__EXERCISE__: In the passage on musical tuning below, set down word for word the part that opens with the words containing "Equal temperament solves" and closes with "on your perspective).".

__TEXT EXTRACT__:
=-=-=-=-=
The key property of convergents is that they give uniquely good approximations. No rational number with a smaller denominator comes closer to the true value than a convergent does. So 7/12 is not merely a decent approximation to $\log_2(3/2)$ — it is provably the best approximation with denominator at most 12. To do better with a denominator below 41, you cannot.

To put numbers on it: in 12-TET, the fifth is $2^{7/12} \approx 1.498307\ldots$, while the true fifth is exactly $1.500000$. The error is about 0.11%, or roughly 2 cents (hundredths of a semitone). In 53-TET, the fifth is $2^{31/53} \approx 1.499941\ldots$, an error of less than 0.004%, about 0.07 cents — essentially indistinguishable from pure. Both 12 and 53 are convergents. Intermediate values like 19-TET or 31-TET are not convergents (they are not best approximations), and their fifths, while sometimes used in experimental or microtonal music, are less accurate relative to their complexity.

Why does this matter? Because a tuning system that approximates the fifth poorly will produce harmonies that beat visibly — the slight mistuning causes the sound to waver in a way that trained ears find uncomfortable in sustained chords. A good fifth approximation is not a luxury; it is the condition for the system to be musically usable in the harmonic practice that most of the world’s music assumes.

The Pythagorean comma

Before equal temperament became standard (roughly the 18th century in Western Europe), instruments were tuned using pure Pythagorean fifths: exact 3:2 ratios, stacked on top of each other. This gives beautiful, stable individual fifths, but it collects a debt.

After stacking 12 pure fifths, you have climbed in frequency by $(3/2)^{12}$:

$$(3/2)^{12} = \frac{3^{12}}{2^{12}} = \frac{531441}{4096} \approx 129.746\ldots$$

Meanwhile, 7 octaves is $2^7 = 128$. The ratio between these is

$$\frac{(3/2)^{12}}{2^7} = \frac{3^{12}}{2^{19}} = \frac{531441}{524288} \approx 1.01364$$

This is the Pythagorean comma: roughly 23.46 cents, or about a quarter of a semitone [4]. In Pythagorean tuning, the circle of fifths never closes. After 12 fifths you arrive at a note that is nominally the same pitch class as the starting point — but sharp by 23.46 cents. That final fifth, the one that “should” close the circle, sounds badly out of tune. It was historically called the “wolf fifth” because it howls.

Equal temperament solves this by distributing the comma across all 12 fifths. Each fifth is flattened by $23.46/12 \approx 1.955$ cents. The individual fifths are no longer pure, but the error is small enough to be acceptable — and crucially, it is uniform, so every key sounds equally good (or equally impure, depending on your perspective).
=-=-=-=-=
[Source records]
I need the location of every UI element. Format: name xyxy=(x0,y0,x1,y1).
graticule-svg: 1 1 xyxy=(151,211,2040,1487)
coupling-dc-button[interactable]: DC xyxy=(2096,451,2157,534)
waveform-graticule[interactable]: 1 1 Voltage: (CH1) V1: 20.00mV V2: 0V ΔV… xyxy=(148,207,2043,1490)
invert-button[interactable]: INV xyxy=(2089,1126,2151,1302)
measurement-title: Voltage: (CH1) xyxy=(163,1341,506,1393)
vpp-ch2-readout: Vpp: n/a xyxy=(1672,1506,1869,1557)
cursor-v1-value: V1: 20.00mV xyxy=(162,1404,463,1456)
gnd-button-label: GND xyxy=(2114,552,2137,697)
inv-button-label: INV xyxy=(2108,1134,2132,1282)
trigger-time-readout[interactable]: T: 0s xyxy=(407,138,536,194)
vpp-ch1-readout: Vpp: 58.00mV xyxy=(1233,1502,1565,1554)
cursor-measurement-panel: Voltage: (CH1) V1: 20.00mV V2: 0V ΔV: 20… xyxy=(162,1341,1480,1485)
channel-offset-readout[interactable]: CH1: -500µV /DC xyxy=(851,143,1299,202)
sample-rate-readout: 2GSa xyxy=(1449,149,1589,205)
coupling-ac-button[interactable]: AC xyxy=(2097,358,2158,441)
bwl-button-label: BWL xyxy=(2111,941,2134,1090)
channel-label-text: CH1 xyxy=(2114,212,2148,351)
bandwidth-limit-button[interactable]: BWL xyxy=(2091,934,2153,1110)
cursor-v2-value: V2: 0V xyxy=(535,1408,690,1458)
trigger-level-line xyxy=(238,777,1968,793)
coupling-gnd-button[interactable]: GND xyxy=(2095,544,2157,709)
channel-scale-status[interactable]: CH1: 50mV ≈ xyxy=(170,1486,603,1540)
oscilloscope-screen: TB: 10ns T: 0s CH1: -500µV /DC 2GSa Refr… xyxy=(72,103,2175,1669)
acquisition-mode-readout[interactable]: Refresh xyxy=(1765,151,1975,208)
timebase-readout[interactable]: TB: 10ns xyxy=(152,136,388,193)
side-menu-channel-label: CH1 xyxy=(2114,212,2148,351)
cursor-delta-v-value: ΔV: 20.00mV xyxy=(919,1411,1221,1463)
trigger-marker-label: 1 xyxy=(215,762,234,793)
=-=-=-=-=
__TASK OUTPUT__:
Equal temperament solves this by distributing the comma across all 12 fifths. Each fifth is flattened by $23.46/12 \approx 1.955$ cents. The individual fifths are no longer pure, but the error is small enough to be acceptable — and crucially, it is uniform, so every key sounds equally good (or equally impure, depending on your perspective).